### EXERCISE AIM
Every entry that follows should be reproduced exactly.

— BEGIN THE INPUT —

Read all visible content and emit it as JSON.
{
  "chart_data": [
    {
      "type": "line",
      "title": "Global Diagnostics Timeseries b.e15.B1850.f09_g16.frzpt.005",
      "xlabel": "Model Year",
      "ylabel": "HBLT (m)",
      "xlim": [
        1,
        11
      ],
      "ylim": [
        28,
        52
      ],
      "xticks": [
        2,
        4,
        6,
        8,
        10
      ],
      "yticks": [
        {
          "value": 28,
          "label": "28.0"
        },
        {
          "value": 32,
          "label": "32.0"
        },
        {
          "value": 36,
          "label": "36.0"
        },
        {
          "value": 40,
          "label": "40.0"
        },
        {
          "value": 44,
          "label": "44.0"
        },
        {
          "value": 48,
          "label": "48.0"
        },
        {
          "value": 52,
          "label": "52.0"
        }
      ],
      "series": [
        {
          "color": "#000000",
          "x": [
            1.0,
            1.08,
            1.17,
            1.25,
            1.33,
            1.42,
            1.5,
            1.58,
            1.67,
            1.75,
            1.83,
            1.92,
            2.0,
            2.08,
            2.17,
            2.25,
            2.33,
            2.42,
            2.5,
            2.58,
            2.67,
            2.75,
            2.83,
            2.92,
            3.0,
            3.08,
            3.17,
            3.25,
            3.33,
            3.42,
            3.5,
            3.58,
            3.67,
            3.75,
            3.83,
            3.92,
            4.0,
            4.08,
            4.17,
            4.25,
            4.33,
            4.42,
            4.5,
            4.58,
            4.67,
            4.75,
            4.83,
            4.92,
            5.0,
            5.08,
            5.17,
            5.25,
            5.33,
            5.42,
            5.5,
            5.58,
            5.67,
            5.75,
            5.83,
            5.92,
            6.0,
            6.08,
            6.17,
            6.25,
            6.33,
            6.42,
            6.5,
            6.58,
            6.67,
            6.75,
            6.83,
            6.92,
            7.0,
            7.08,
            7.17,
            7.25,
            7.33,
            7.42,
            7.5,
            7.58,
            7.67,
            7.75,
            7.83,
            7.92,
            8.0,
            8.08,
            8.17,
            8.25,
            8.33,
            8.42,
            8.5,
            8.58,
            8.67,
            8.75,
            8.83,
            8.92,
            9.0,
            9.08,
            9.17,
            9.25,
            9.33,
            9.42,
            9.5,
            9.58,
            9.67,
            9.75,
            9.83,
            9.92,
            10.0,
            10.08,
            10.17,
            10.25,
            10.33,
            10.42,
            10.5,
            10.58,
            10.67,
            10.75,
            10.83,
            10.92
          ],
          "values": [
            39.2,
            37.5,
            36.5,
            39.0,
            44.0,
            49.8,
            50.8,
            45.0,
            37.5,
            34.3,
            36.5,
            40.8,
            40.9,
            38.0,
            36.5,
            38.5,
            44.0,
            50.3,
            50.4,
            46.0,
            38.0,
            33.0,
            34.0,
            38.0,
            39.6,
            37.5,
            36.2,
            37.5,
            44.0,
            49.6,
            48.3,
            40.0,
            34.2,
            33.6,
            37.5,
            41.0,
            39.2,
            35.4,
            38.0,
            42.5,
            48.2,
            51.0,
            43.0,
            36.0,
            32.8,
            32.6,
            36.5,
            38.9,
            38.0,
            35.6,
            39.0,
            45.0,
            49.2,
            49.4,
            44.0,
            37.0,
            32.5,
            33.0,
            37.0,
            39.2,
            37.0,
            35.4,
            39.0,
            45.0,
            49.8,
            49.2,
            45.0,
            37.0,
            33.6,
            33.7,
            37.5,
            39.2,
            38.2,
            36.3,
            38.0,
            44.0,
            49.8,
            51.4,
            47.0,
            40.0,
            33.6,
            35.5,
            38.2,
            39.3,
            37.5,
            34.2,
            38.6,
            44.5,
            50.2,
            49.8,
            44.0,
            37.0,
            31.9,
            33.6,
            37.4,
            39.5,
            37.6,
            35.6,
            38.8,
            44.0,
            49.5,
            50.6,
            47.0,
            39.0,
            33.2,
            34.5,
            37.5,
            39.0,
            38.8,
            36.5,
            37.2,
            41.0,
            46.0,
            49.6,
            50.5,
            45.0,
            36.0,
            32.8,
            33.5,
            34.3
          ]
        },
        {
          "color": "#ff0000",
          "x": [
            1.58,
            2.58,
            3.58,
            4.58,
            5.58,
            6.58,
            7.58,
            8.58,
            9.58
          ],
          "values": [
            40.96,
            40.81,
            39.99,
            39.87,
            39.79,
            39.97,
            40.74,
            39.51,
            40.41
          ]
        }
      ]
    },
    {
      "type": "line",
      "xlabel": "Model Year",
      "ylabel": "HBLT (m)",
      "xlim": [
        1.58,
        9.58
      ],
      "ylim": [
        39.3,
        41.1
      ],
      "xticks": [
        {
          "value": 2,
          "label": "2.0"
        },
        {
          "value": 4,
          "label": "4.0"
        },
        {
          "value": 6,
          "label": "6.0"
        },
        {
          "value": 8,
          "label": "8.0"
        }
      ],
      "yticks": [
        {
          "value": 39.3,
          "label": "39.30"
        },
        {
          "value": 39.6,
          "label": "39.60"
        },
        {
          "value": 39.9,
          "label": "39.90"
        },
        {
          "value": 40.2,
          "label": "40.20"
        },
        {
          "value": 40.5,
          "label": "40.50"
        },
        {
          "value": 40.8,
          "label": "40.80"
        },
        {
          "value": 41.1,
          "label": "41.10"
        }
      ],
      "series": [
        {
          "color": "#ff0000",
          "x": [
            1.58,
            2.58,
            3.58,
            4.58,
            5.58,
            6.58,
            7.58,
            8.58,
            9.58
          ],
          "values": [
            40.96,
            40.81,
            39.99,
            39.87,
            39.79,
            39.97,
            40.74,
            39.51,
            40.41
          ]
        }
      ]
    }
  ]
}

— END THE INPUT —

### RESULT OF THE EXERCISE
Read all visible content and emit it as JSON.
{
  "chart_data": [
    {
      "type": "line",
      "title": "Global Diagnostics Timeseries b.e15.B1850.f09_g16.frzpt.005",
      "xlabel": "Model Year",
      "ylabel": "HBLT (m)",
      "xlim": [
        1,
        11
      ],
      "ylim": [
        28,
        52
      ],
      "xticks": [
        2,
        4,
        6,
        8,
        10
      ],
      "yticks": [
        {
          "value": 28,
          "label": "28.0"
        },
        {
          "value": 32,
          "label": "32.0"
        },
        {
          "value": 36,
          "label": "36.0"
        },
        {
          "value": 40,
          "label": "40.0"
        },
        {
          "value": 44,
          "label": "44.0"
        },
        {
          "value": 48,
          "label": "48.0"
        },
        {
          "value": 52,
          "label": "52.0"
        }
      ],
      "series": [
        {
          "color": "#000000",
          "x": [
            1.0,
            1.08,
            1.17,
            1.25,
            1.33,
            1.42,
            1.5,
            1.58,
            1.67,
            1.75,
            1.83,
            1.92,
            2.0,
            2.08,
            2.17,
            2.25,
            2.33,
            2.42,
            2.5,
            2.58,
            2.67,
            2.75,
            2.83,
            2.92,
            3.0,
            3.08,
            3.17,
            3.25,
            3.33,
            3.42,
            3.5,
            3.58,
            3.67,
            3.75,
            3.83,
            3.92,
            4.0,
            4.08,
            4.17,
            4.25,
            4.33,
            4.42,
            4.5,
            4.58,
            4.67,
            4.75,
            4.83,
            4.92,
            5.0,
            5.08,
            5.17,
            5.25,
            5.33,
            5.42,
            5.5,
            5.58,
            5.67,
            5.75,
            5.83,
            5.92,
            6.0,
            6.08,
            6.17,
            6.25,
            6.33,
            6.42,
            6.5,
            6.58,
            6.67,
            6.75,
            6.83,
            6.92,
            7.0,
            7.08,
            7.17,
            7.25,
            7.33,
            7.42,
            7.5,
            7.58,
            7.67,
            7.75,
            7.83,
            7.92,
            8.0,
            8.08,
            8.17,
            8.25,
            8.33,
            8.42,
            8.5,
            8.58,
            8.67,
            8.75,
            8.83,
            8.92,
            9.0,
            9.08,
            9.17,
            9.25,
            9.33,
            9.42,
            9.5,
            9.58,
            9.67,
            9.75,
            9.83,
            9.92,
            10.0,
            10.08,
            10.17,
            10.25,
            10.33,
            10.42,
            10.5,
            10.58,
            10.67,
            10.75,
            10.83,
            10.92
          ],
          "values": [
            39.2,
            37.5,
            36.5,
            39.0,
            44.0,
            49.8,
            50.8,
            45.0,
            37.5,
            34.3,
            36.5,
            40.8,
            40.9,
            38.0,
            36.5,
            38.5,
            44.0,
            50.3,
            50.4,
            46.0,
            38.0,
            33.0,
            34.0,
            38.0,
            39.6,
            37.5,
            36.2,
            37.5,
            44.0,
            49.6,
            48.3,
            40.0,
            34.2,
            33.6,
            37.5,
            41.0,
            39.2,
            35.4,
            38.0,
            42.5,
            48.2,
            51.0,
            43.0,
            36.0,
            32.8,
            32.6,
            36.5,
            38.9,
            38.0,
            35.6,
            39.0,
            45.0,
            49.2,
            49.4,
            44.0,
            37.0,
            32.5,
            33.0,
            37.0,
            39.2,
            37.0,
            35.4,
            39.0,
            45.0,
            49.8,
            49.2,
            45.0,
            37.0,
            33.6,
            33.7,
            37.5,
            39.2,
            38.2,
            36.3,
            38.0,
            44.0,
            49.8,
            51.4,
            47.0,
            40.0,
            33.6,
            35.5,
            38.2,
            39.3,
            37.5,
            34.2,
            38.6,
            44.5,
            50.2,
            49.8,
            44.0,
            37.0,
            31.9,
            33.6,
            37.4,
            39.5,
            37.6,
            35.6,
            38.8,
            44.0,
            49.5,
            50.6,
            47.0,
            39.0,
            33.2,
            34.5,
            37.5,
            39.0,
            38.8,
            36.5,
            37.2,
            41.0,
            46.0,
            49.6,
            50.5,
            45.0,
            36.0,
            32.8,
            33.5,
            34.3
          ]
        },
        {
          "color": "#ff0000",
          "x": [
            1.58,
            2.58,
            3.58,
            4.58,
            5.58,
            6.58,
            7.58,
            8.58,
            9.58
          ],
          "values": [
            40.96,
            40.81,
            39.99,
            39.87,
            39.79,
            39.97,
            40.74,
            39.51,
            40.41
          ]
        }
      ]
    },
    {
      "type": "line",
      "xlabel": "Model Year",
      "ylabel": "HBLT (m)",
      "xlim": [
        1.58,
        9.58
      ],
      "ylim": [
        39.3,
        41.1
      ],
      "xticks": [
        {
          "value": 2,
          "label": "2.0"
        },
        {
          "value": 4,
          "label": "4.0"
        },
        {
          "value": 6,
          "label": "6.0"
        },
        {
          "value": 8,
          "label": "8.0"
        }
      ],
      "yticks": [
        {
          "value": 39.3,
          "label": "39.30"
        },
        {
          "value": 39.6,
          "label": "39.60"
        },
        {
          "value": 39.9,
          "label": "39.90"
        },
        {
          "value": 40.2,
          "label": "40.20"
        },
        {
          "value": 40.5,
          "label": "40.50"
        },
        {
          "value": 40.8,
          "label": "40.80"
        },
        {
          "value": 41.1,
          "label": "41.10"
        }
      ],
      "series": [
        {
          "color": "#ff0000",
          "x": [
            1.58,
            2.58,
            3.58,
            4.58,
            5.58,
            6.58,
            7.58,
            8.58,
            9.58
          ],
          "values": [
            40.96,
            40.81,
            39.99,
            39.87,
            39.79,
            39.97,
            40.74,
            39.51,
            40.41
          ]
        }
      ]
    }
  ]
}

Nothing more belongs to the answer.